### Written request:
Using the listing below, select the lines with the word "JSON" and copy them.

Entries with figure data
** BEGIN **

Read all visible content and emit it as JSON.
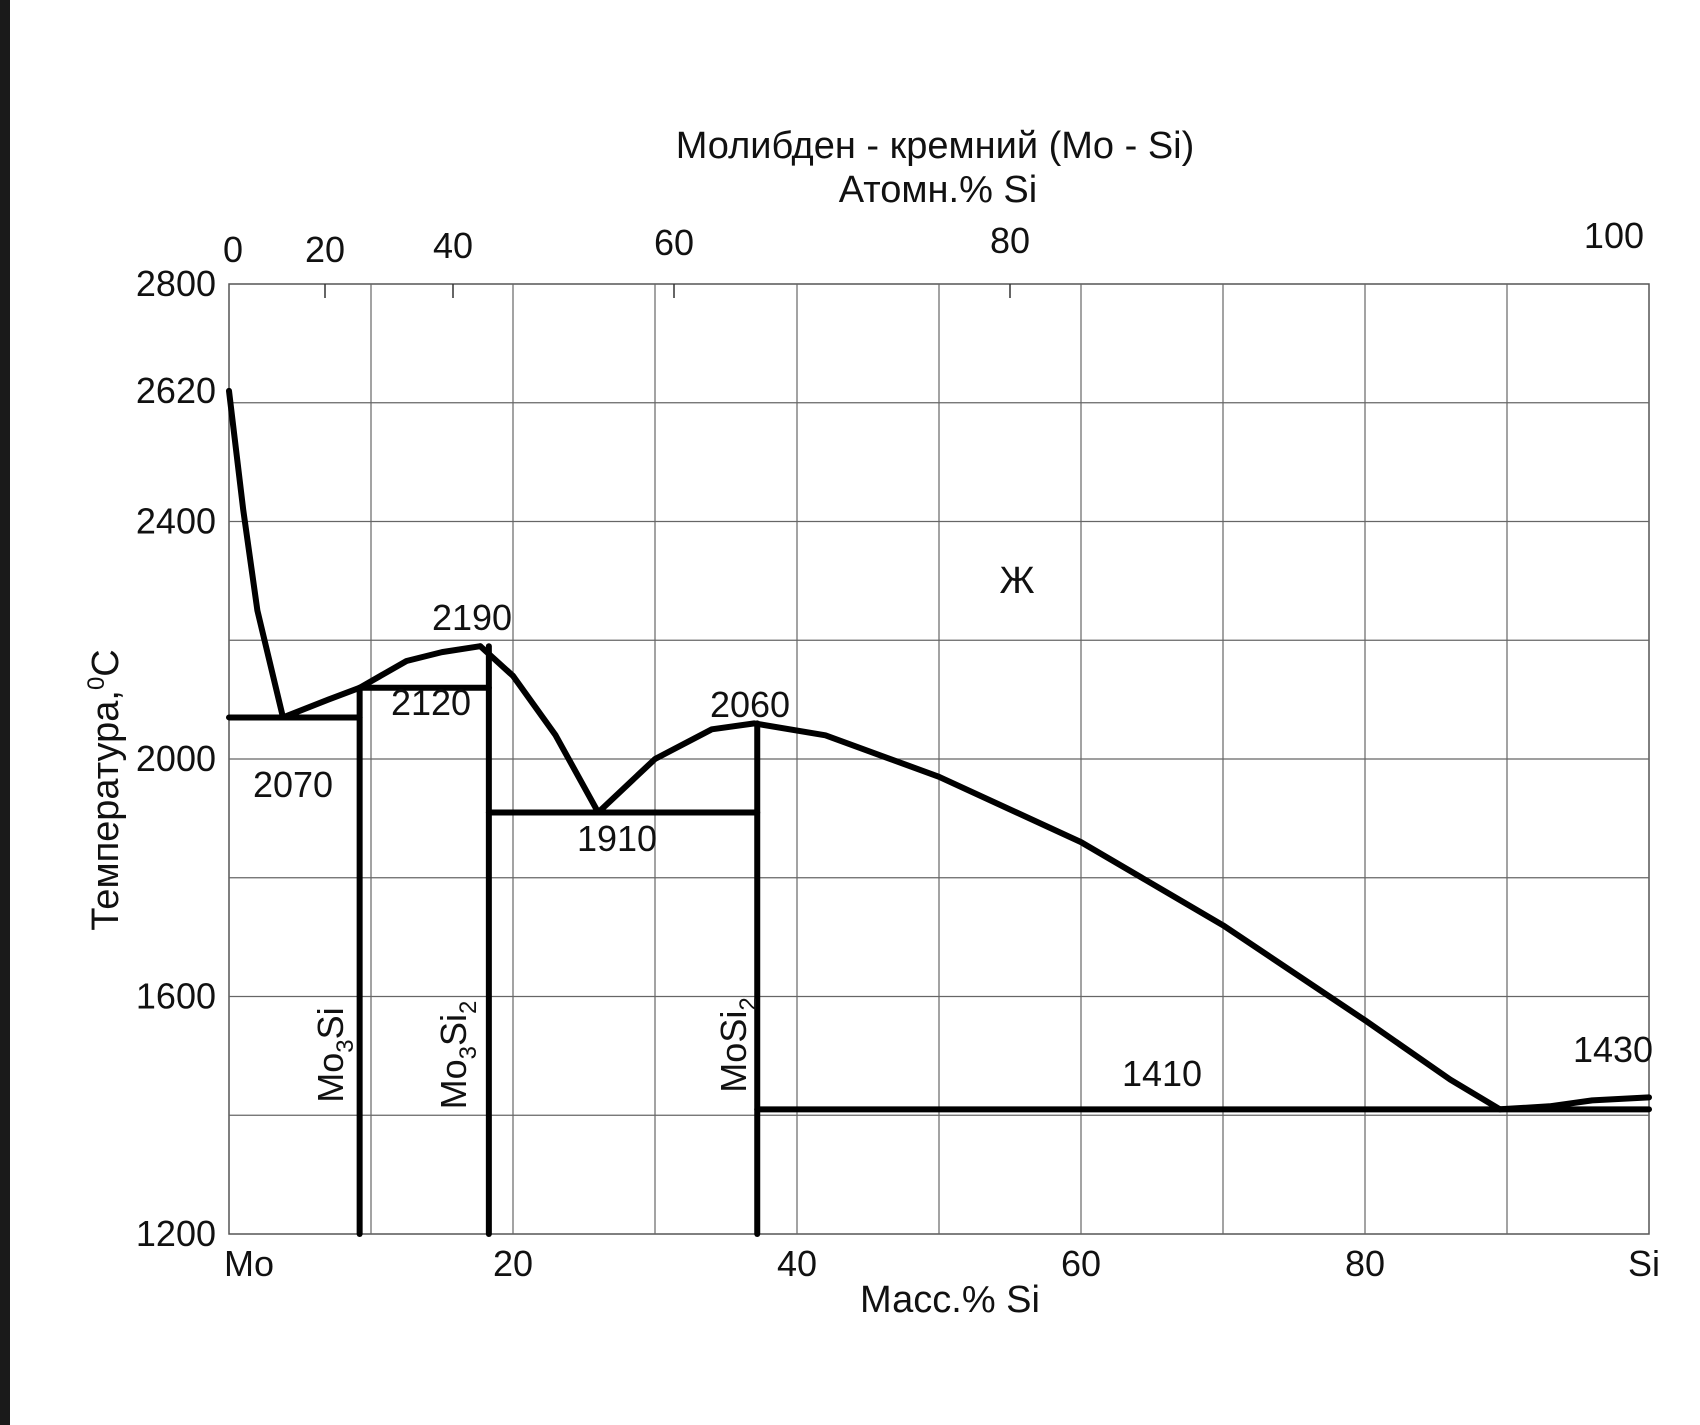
{
  "chart_data": {
    "type": "line",
    "title": "Молибден - кремний (Mo - Si)",
    "top_axis": {
      "label": "Атомн.% Si",
      "ticks": [
        "0",
        "20",
        "40",
        "60",
        "80",
        "100"
      ]
    },
    "x_axis": {
      "label": "Масс.% Si",
      "ticks": [
        "Mo",
        "20",
        "40",
        "60",
        "80",
        "Si"
      ],
      "range": [
        0,
        100
      ]
    },
    "y_axis": {
      "label_main": "Температура,",
      "label_sup": "0",
      "label_unit": "C",
      "ticks": [
        "1200",
        "1600",
        "2000",
        "2400",
        "2620",
        "2800"
      ],
      "range": [
        1200,
        2800
      ]
    },
    "grid": true,
    "region_label": "Ж",
    "series": [
      {
        "id": "liquidus-mo",
        "points": [
          [
            0,
            2620
          ],
          [
            1,
            2420
          ],
          [
            2,
            2250
          ],
          [
            3.8,
            2070
          ]
        ]
      },
      {
        "id": "liquidus-mo3si-mo5si3",
        "points": [
          [
            3.8,
            2070
          ],
          [
            7,
            2100
          ],
          [
            9.2,
            2120
          ],
          [
            12.5,
            2165
          ],
          [
            15,
            2180
          ],
          [
            17.7,
            2190
          ]
        ]
      },
      {
        "id": "liquidus-mo5si3-eutectic",
        "points": [
          [
            17.7,
            2190
          ],
          [
            20,
            2140
          ],
          [
            23,
            2040
          ],
          [
            26,
            1910
          ]
        ]
      },
      {
        "id": "liquidus-mosi2",
        "points": [
          [
            26,
            1910
          ],
          [
            30,
            2000
          ],
          [
            34,
            2050
          ],
          [
            37,
            2060
          ],
          [
            42,
            2040
          ],
          [
            50,
            1970
          ],
          [
            60,
            1860
          ],
          [
            70,
            1720
          ],
          [
            80,
            1560
          ],
          [
            86,
            1460
          ],
          [
            89.5,
            1410
          ]
        ]
      },
      {
        "id": "liquidus-si",
        "points": [
          [
            89.5,
            1410
          ],
          [
            93,
            1415
          ],
          [
            96,
            1425
          ],
          [
            100,
            1430
          ]
        ]
      }
    ],
    "isotherms": [
      {
        "id": "eutectic-2070",
        "temp": 2070,
        "x_range": [
          0,
          9.2
        ]
      },
      {
        "id": "peritectic-2120",
        "temp": 2120,
        "x_range": [
          9.2,
          18.3
        ]
      },
      {
        "id": "eutectic-1910",
        "temp": 1910,
        "x_range": [
          18.3,
          37.2
        ]
      },
      {
        "id": "eutectic-1410",
        "temp": 1410,
        "x_range": [
          37.2,
          100
        ]
      }
    ],
    "phase_lines": [
      {
        "id": "Mo3Si",
        "x": 9.2,
        "t_top": 2120
      },
      {
        "id": "Mo5Si3",
        "x": 18.3,
        "t_top": 2190
      },
      {
        "id": "MoSi2",
        "x": 37.2,
        "t_top": 2060
      }
    ],
    "phase_labels": [
      {
        "main": "Mo",
        "sub1": "3",
        "mid": "Si",
        "sub2": ""
      },
      {
        "main": "Mo",
        "sub1": "3",
        "mid": "Si",
        "sub2": "2"
      },
      {
        "main": "",
        "sub1": "",
        "mid": "MoSi",
        "sub2": "2"
      }
    ],
    "annotations": {
      "t2190": "2190",
      "t2120": "2120",
      "t2070": "2070",
      "t2060": "2060",
      "t1910": "1910",
      "t1410": "1410",
      "t1430": "1430"
    }
  }
}
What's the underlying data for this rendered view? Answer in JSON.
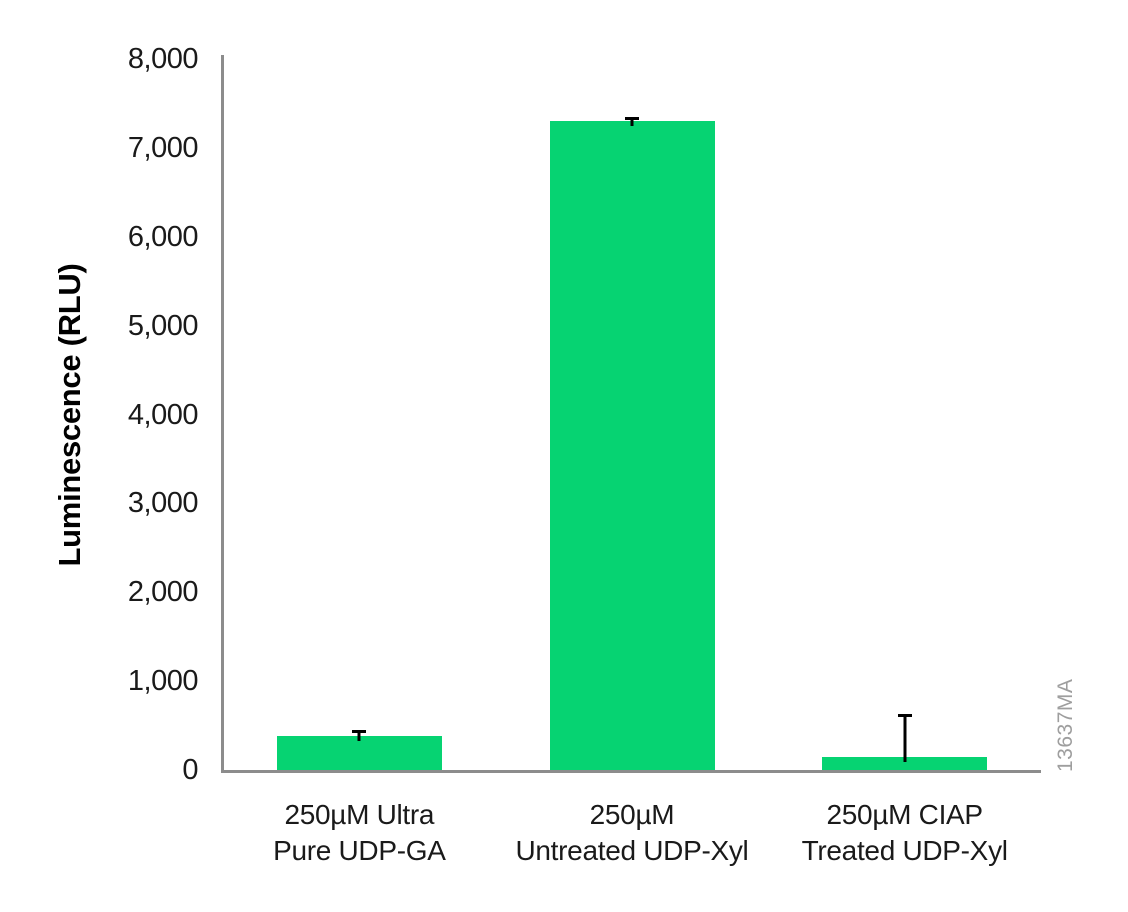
{
  "chart_data": {
    "type": "bar",
    "title": "",
    "xlabel": "",
    "ylabel": "Luminescence (RLU)",
    "ylim": [
      0,
      8000
    ],
    "ytick_interval": 1000,
    "ytick_labels": [
      "0",
      "1,000",
      "2,000",
      "3,000",
      "4,000",
      "5,000",
      "6,000",
      "7,000",
      "8,000"
    ],
    "categories": [
      {
        "line1": "250µM Ultra",
        "line2": "Pure UDP-GA"
      },
      {
        "line1": "250µM",
        "line2": "Untreated UDP-Xyl"
      },
      {
        "line1": "250µM CIAP",
        "line2": "Treated UDP-Xyl"
      }
    ],
    "values": [
      380,
      7300,
      150
    ],
    "errors_plus": [
      65,
      50,
      480
    ],
    "grid": false,
    "legend": false,
    "colors": {
      "bar": "#06D372",
      "axis": "#8C8C8C",
      "error_bar": "#000000",
      "tick_text": "#1a1a1a",
      "watermark_text": "#9E9E9E"
    },
    "watermark": "13637MA"
  }
}
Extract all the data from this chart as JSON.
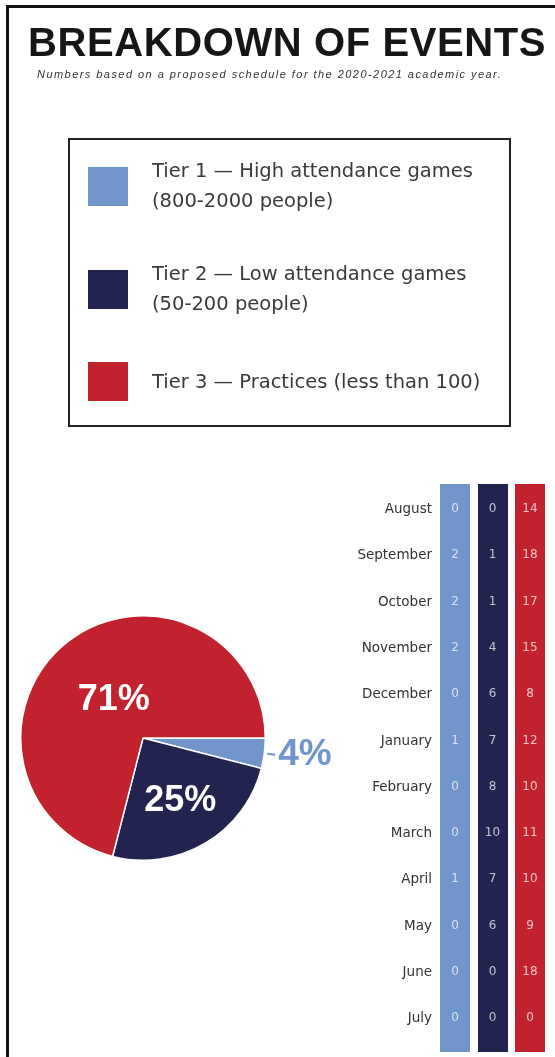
{
  "chart_data": [
    {
      "type": "pie",
      "title": "BREAKDOWN OF EVENTS",
      "subtitle": "Numbers based on a proposed schedule for the 2020-2021 academic year.",
      "categories": [
        "Tier 1 — High attendance games (800-2000 people)",
        "Tier 2 — Low attendance games (50-200 people)",
        "Tier 3 — Practices (less than 100)"
      ],
      "values": [
        4,
        25,
        71
      ],
      "colors": [
        "#6f95cb",
        "#23234f",
        "#c1222d"
      ],
      "value_labels": [
        "4%",
        "25%",
        "71%"
      ],
      "legend": "top"
    },
    {
      "type": "other",
      "categories": [
        "August",
        "September",
        "October",
        "November",
        "December",
        "January",
        "February",
        "March",
        "April",
        "May",
        "June",
        "July"
      ],
      "series": [
        {
          "color": "#6f95cb",
          "values": [
            0,
            2,
            2,
            2,
            0,
            1,
            0,
            0,
            1,
            0,
            0,
            0
          ]
        },
        {
          "color": "#23234f",
          "values": [
            0,
            1,
            1,
            4,
            6,
            7,
            8,
            10,
            7,
            6,
            0,
            0
          ]
        },
        {
          "color": "#c1222d",
          "values": [
            14,
            18,
            17,
            15,
            8,
            12,
            10,
            11,
            10,
            9,
            18,
            0
          ]
        }
      ],
      "data_labels": true
    }
  ]
}
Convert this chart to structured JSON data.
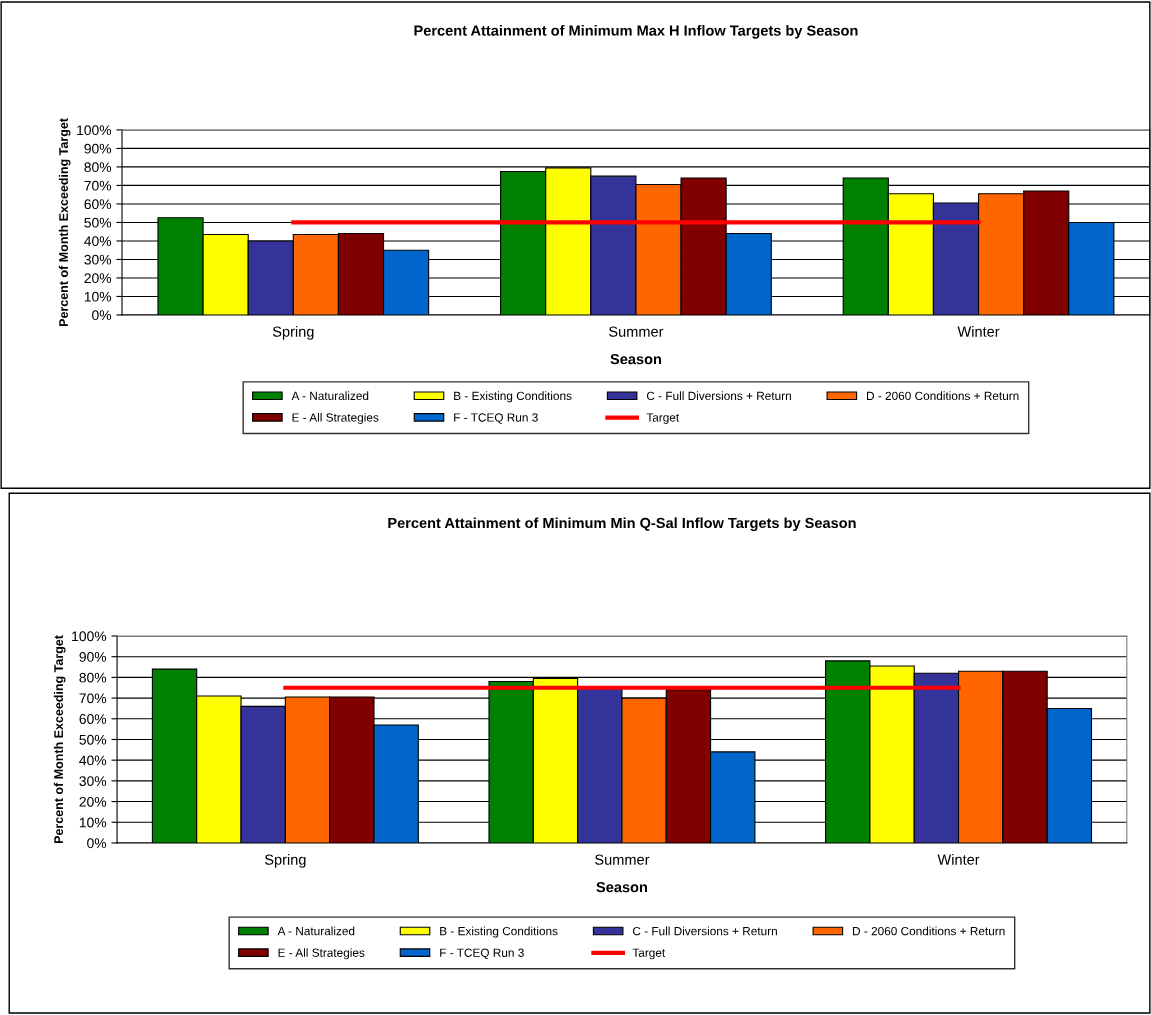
{
  "chart_data": [
    {
      "type": "bar",
      "title": "Percent Attainment of Minimum Max H Inflow Targets by Season",
      "xlabel": "Season",
      "ylabel": "Percent of Month Exceeding Target",
      "categories": [
        "Spring",
        "Summer",
        "Winter"
      ],
      "series": [
        {
          "name": "A - Naturalized",
          "color": "#008000",
          "values": [
            52.5,
            77.5,
            74
          ]
        },
        {
          "name": "B - Existing Conditions",
          "color": "#ffff00",
          "values": [
            43.5,
            79.5,
            65.5
          ]
        },
        {
          "name": "C - Full Diversions + Return",
          "color": "#333399",
          "values": [
            40,
            75,
            60.5
          ]
        },
        {
          "name": "D - 2060 Conditions + Return",
          "color": "#ff6600",
          "values": [
            43.5,
            70.5,
            65.5
          ]
        },
        {
          "name": "E - All Strategies",
          "color": "#800000",
          "values": [
            44,
            74,
            67
          ]
        },
        {
          "name": "F - TCEQ Run 3",
          "color": "#0066cc",
          "values": [
            35,
            44,
            50
          ]
        },
        {
          "name": "Target",
          "color": "#ff0000",
          "type": "line",
          "values": [
            50,
            50,
            50
          ]
        }
      ],
      "ylim": [
        0,
        100
      ],
      "yticks": [
        {
          "value": 0,
          "label": "0%"
        },
        {
          "value": 10,
          "label": "10%"
        },
        {
          "value": 20,
          "label": "20%"
        },
        {
          "value": 30,
          "label": "30%"
        },
        {
          "value": 40,
          "label": "40%"
        },
        {
          "value": 50,
          "label": "50%"
        },
        {
          "value": 60,
          "label": "60%"
        },
        {
          "value": 70,
          "label": "70%"
        },
        {
          "value": 80,
          "label": "80%"
        },
        {
          "value": 90,
          "label": "90%"
        },
        {
          "value": 100,
          "label": "100%"
        }
      ],
      "grid": "y",
      "legend": "bottom"
    },
    {
      "type": "bar",
      "title": "Percent Attainment of Minimum Min Q-Sal Inflow Targets by Season",
      "xlabel": "Season",
      "ylabel": "Percent of Month Exceeding Target",
      "categories": [
        "Spring",
        "Summer",
        "Winter"
      ],
      "series": [
        {
          "name": "A - Naturalized",
          "color": "#008000",
          "values": [
            84,
            78,
            88
          ]
        },
        {
          "name": "B - Existing Conditions",
          "color": "#ffff00",
          "values": [
            71,
            79.5,
            85.5
          ]
        },
        {
          "name": "C - Full Diversions + Return",
          "color": "#333399",
          "values": [
            66,
            75.5,
            82
          ]
        },
        {
          "name": "D - 2060 Conditions + Return",
          "color": "#ff6600",
          "values": [
            70.5,
            70,
            83
          ]
        },
        {
          "name": "E - All Strategies",
          "color": "#800000",
          "values": [
            70.5,
            74,
            83
          ]
        },
        {
          "name": "F - TCEQ Run 3",
          "color": "#0066cc",
          "values": [
            57,
            44,
            65
          ]
        },
        {
          "name": "Target",
          "color": "#ff0000",
          "type": "line",
          "values": [
            75,
            75,
            75
          ]
        }
      ],
      "ylim": [
        0,
        100
      ],
      "yticks": [
        {
          "value": 0,
          "label": "0%"
        },
        {
          "value": 10,
          "label": "10%"
        },
        {
          "value": 20,
          "label": "20%"
        },
        {
          "value": 30,
          "label": "30%"
        },
        {
          "value": 40,
          "label": "40%"
        },
        {
          "value": 50,
          "label": "50%"
        },
        {
          "value": 60,
          "label": "60%"
        },
        {
          "value": 70,
          "label": "70%"
        },
        {
          "value": 80,
          "label": "80%"
        },
        {
          "value": 90,
          "label": "90%"
        },
        {
          "value": 100,
          "label": "100%"
        }
      ],
      "grid": "y",
      "legend": "bottom"
    }
  ]
}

** END **

### Solution below:
Read all visible content and emit it as JSON.
What's the underlying data for this rendered view? Answer in JSON.
Extract all the data from this chart as JSON.
Convert this chart to structured JSON data.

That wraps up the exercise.